Your objective:
Copy the listing below in full and skip every picture.
# # # #
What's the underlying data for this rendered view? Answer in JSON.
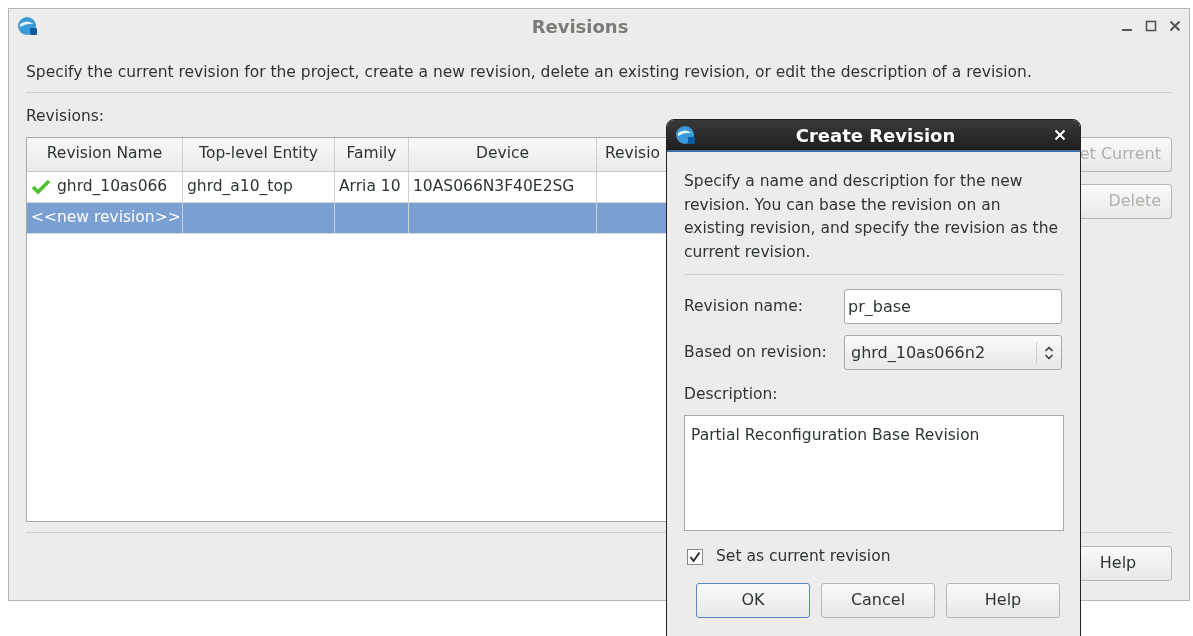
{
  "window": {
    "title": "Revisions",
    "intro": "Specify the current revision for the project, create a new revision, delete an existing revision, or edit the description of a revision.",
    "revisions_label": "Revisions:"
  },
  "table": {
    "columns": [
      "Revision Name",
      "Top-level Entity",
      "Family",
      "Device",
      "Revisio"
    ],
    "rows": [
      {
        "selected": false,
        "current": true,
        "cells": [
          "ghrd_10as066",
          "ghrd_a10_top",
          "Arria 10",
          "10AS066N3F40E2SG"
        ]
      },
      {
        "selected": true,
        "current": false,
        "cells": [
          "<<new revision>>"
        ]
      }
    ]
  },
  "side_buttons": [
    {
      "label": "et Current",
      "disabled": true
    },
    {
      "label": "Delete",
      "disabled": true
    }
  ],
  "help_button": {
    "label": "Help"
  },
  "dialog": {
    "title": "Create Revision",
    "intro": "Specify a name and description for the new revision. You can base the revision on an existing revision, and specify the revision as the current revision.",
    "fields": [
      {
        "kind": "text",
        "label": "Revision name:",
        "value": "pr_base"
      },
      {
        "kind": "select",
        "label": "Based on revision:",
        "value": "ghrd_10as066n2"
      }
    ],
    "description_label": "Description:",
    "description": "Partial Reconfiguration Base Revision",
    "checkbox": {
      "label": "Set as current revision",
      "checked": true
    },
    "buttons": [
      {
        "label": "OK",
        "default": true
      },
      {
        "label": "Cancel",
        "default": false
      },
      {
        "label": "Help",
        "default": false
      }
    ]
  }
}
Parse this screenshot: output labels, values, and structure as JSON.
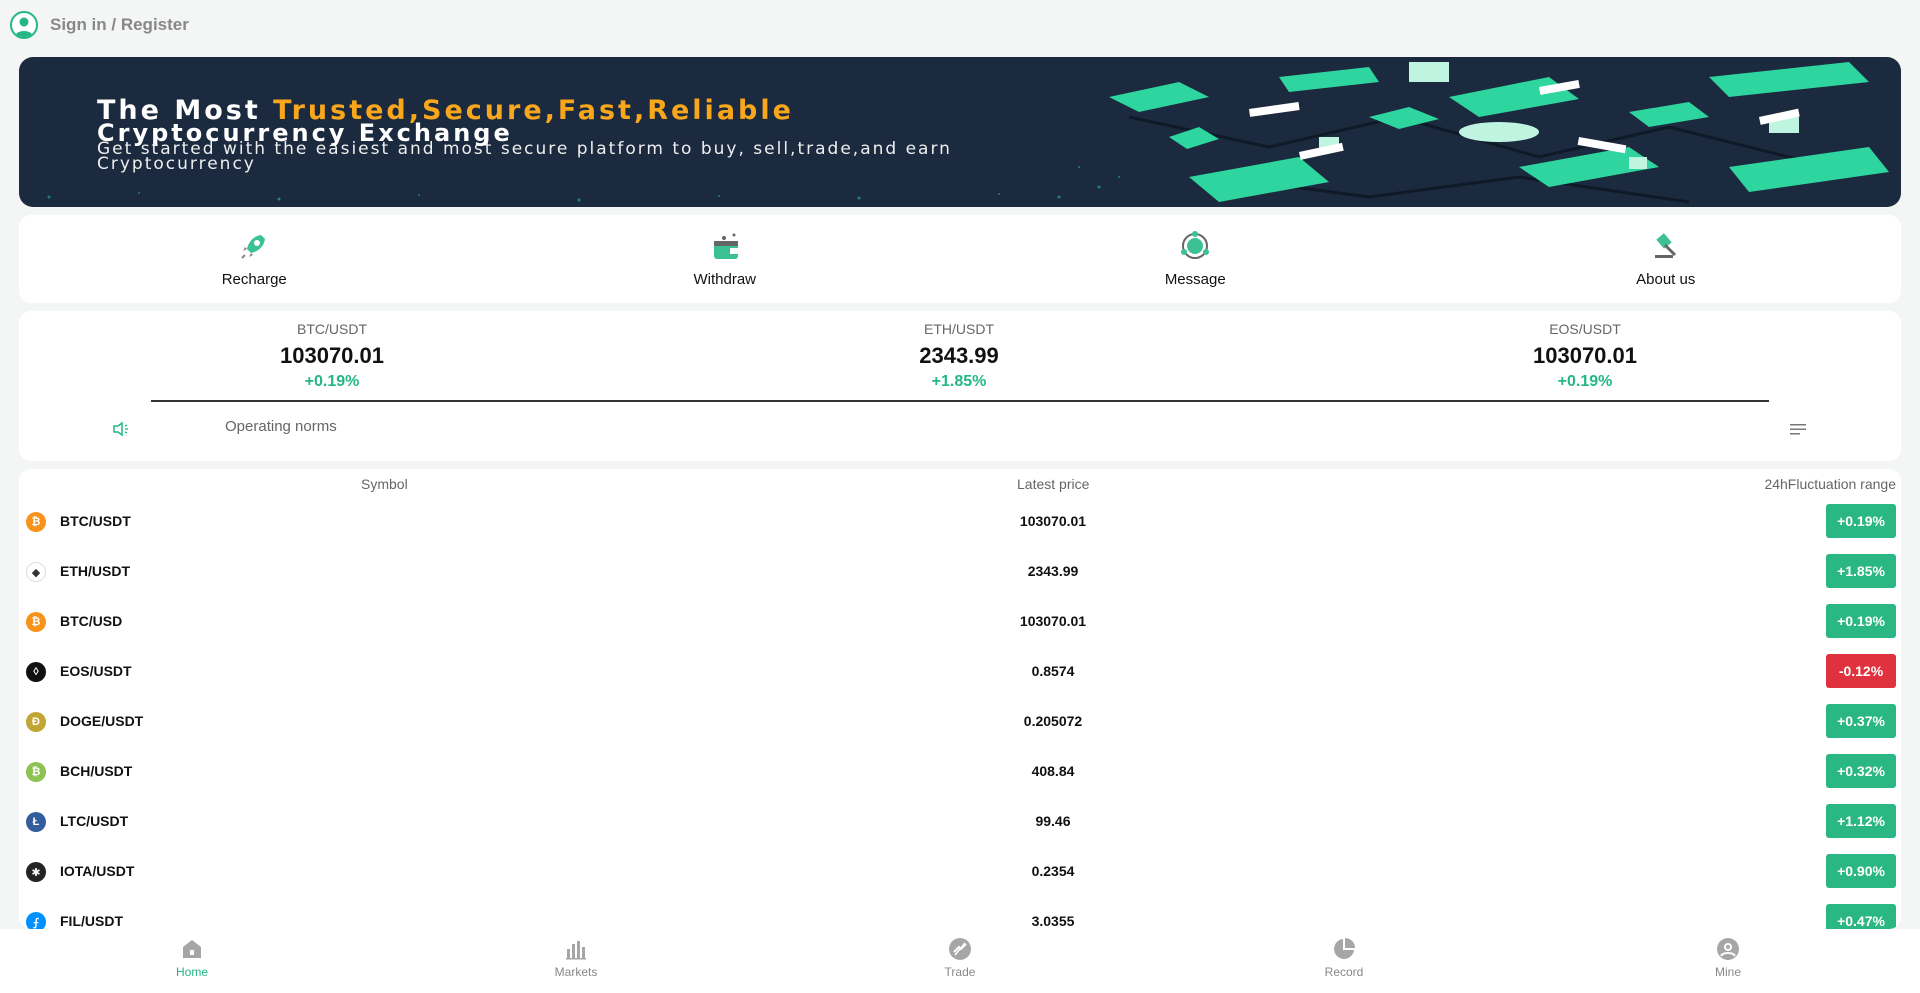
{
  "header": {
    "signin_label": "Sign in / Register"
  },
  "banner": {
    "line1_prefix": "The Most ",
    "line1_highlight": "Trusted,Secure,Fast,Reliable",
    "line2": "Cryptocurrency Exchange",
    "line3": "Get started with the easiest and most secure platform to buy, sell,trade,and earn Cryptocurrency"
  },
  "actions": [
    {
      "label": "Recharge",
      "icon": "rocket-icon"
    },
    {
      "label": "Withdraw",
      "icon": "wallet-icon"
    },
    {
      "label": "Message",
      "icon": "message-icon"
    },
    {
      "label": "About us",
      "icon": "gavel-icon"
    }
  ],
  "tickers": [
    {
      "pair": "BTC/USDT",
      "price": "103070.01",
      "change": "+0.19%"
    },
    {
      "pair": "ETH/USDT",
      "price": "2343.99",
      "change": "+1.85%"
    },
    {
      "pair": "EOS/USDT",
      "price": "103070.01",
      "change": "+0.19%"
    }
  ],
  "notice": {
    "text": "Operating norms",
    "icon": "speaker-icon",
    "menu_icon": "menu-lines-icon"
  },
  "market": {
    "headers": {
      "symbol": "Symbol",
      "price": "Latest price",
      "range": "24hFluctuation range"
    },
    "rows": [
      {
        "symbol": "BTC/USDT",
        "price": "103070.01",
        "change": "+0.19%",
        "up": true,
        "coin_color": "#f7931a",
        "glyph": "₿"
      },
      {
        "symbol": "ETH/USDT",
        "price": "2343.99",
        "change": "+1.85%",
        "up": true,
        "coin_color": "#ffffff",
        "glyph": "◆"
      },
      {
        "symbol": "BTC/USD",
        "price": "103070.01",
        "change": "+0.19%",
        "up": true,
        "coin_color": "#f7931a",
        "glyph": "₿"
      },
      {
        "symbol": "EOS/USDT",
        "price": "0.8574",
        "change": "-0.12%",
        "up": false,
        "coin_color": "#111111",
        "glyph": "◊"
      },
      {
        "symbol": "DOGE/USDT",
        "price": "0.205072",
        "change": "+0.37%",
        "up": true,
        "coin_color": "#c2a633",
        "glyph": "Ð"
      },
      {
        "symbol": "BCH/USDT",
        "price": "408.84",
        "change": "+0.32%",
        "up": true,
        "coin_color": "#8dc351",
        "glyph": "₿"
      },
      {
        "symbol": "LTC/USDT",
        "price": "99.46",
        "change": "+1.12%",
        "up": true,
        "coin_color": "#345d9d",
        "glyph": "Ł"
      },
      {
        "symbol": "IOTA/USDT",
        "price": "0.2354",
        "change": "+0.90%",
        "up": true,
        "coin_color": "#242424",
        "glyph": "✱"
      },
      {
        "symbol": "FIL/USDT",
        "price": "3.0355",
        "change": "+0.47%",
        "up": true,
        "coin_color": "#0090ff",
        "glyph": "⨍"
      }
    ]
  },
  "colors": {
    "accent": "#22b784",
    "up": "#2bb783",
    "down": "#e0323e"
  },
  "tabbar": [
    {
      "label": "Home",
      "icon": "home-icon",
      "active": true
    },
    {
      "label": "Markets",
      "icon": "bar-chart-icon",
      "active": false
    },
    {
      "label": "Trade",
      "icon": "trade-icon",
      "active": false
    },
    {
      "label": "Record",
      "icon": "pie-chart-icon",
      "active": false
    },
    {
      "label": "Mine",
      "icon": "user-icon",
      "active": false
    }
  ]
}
# # # #
Final result:
What's the underlying data for this rendered view? Answer in JSON.
{
  "window": {
    "title": "Revisions",
    "intro": "Specify the current revision for the project, create a new revision, delete an existing revision, or edit the description of a revision.",
    "revisions_label": "Revisions:"
  },
  "table": {
    "columns": [
      "Revision Name",
      "Top-level Entity",
      "Family",
      "Device",
      "Revisio"
    ],
    "rows": [
      {
        "selected": false,
        "current": true,
        "cells": [
          "ghrd_10as066",
          "ghrd_a10_top",
          "Arria 10",
          "10AS066N3F40E2SG"
        ]
      },
      {
        "selected": true,
        "current": false,
        "cells": [
          "<<new revision>>"
        ]
      }
    ]
  },
  "side_buttons": [
    {
      "label": "et Current",
      "disabled": true
    },
    {
      "label": "Delete",
      "disabled": true
    }
  ],
  "help_button": {
    "label": "Help"
  },
  "dialog": {
    "title": "Create Revision",
    "intro": "Specify a name and description for the new revision. You can base the revision on an existing revision, and specify the revision as the current revision.",
    "fields": [
      {
        "kind": "text",
        "label": "Revision name:",
        "value": "pr_base"
      },
      {
        "kind": "select",
        "label": "Based on revision:",
        "value": "ghrd_10as066n2"
      }
    ],
    "description_label": "Description:",
    "description": "Partial Reconfiguration Base Revision",
    "checkbox": {
      "label": "Set as current revision",
      "checked": true
    },
    "buttons": [
      {
        "label": "OK",
        "default": true
      },
      {
        "label": "Cancel",
        "default": false
      },
      {
        "label": "Help",
        "default": false
      }
    ]
  }
}
Parse this screenshot: output labels, values, and structure as JSON.
{
  "header": {
    "signin_label": "Sign in / Register"
  },
  "banner": {
    "line1_prefix": "The Most ",
    "line1_highlight": "Trusted,Secure,Fast,Reliable",
    "line2": "Cryptocurrency Exchange",
    "line3": "Get started with the easiest and most secure platform to buy, sell,trade,and earn Cryptocurrency"
  },
  "actions": [
    {
      "label": "Recharge",
      "icon": "rocket-icon"
    },
    {
      "label": "Withdraw",
      "icon": "wallet-icon"
    },
    {
      "label": "Message",
      "icon": "message-icon"
    },
    {
      "label": "About us",
      "icon": "gavel-icon"
    }
  ],
  "tickers": [
    {
      "pair": "BTC/USDT",
      "price": "103070.01",
      "change": "+0.19%"
    },
    {
      "pair": "ETH/USDT",
      "price": "2343.99",
      "change": "+1.85%"
    },
    {
      "pair": "EOS/USDT",
      "price": "103070.01",
      "change": "+0.19%"
    }
  ],
  "notice": {
    "text": "Operating norms",
    "icon": "speaker-icon",
    "menu_icon": "menu-lines-icon"
  },
  "market": {
    "headers": {
      "symbol": "Symbol",
      "price": "Latest price",
      "range": "24hFluctuation range"
    },
    "rows": [
      {
        "symbol": "BTC/USDT",
        "price": "103070.01",
        "change": "+0.19%",
        "up": true,
        "coin_color": "#f7931a",
        "glyph": "₿"
      },
      {
        "symbol": "ETH/USDT",
        "price": "2343.99",
        "change": "+1.85%",
        "up": true,
        "coin_color": "#ffffff",
        "glyph": "◆"
      },
      {
        "symbol": "BTC/USD",
        "price": "103070.01",
        "change": "+0.19%",
        "up": true,
        "coin_color": "#f7931a",
        "glyph": "₿"
      },
      {
        "symbol": "EOS/USDT",
        "price": "0.8574",
        "change": "-0.12%",
        "up": false,
        "coin_color": "#111111",
        "glyph": "◊"
      },
      {
        "symbol": "DOGE/USDT",
        "price": "0.205072",
        "change": "+0.37%",
        "up": true,
        "coin_color": "#c2a633",
        "glyph": "Ð"
      },
      {
        "symbol": "BCH/USDT",
        "price": "408.84",
        "change": "+0.32%",
        "up": true,
        "coin_color": "#8dc351",
        "glyph": "₿"
      },
      {
        "symbol": "LTC/USDT",
        "price": "99.46",
        "change": "+1.12%",
        "up": true,
        "coin_color": "#345d9d",
        "glyph": "Ł"
      },
      {
        "symbol": "IOTA/USDT",
        "price": "0.2354",
        "change": "+0.90%",
        "up": true,
        "coin_color": "#242424",
        "glyph": "✱"
      },
      {
        "symbol": "FIL/USDT",
        "price": "3.0355",
        "change": "+0.47%",
        "up": true,
        "coin_color": "#0090ff",
        "glyph": "⨍"
      }
    ]
  },
  "colors": {
    "accent": "#22b784",
    "up": "#2bb783",
    "down": "#e0323e"
  },
  "tabbar": [
    {
      "label": "Home",
      "icon": "home-icon",
      "active": true
    },
    {
      "label": "Markets",
      "icon": "bar-chart-icon",
      "active": false
    },
    {
      "label": "Trade",
      "icon": "trade-icon",
      "active": false
    },
    {
      "label": "Record",
      "icon": "pie-chart-icon",
      "active": false
    },
    {
      "label": "Mine",
      "icon": "user-icon",
      "active": false
    }
  ]
}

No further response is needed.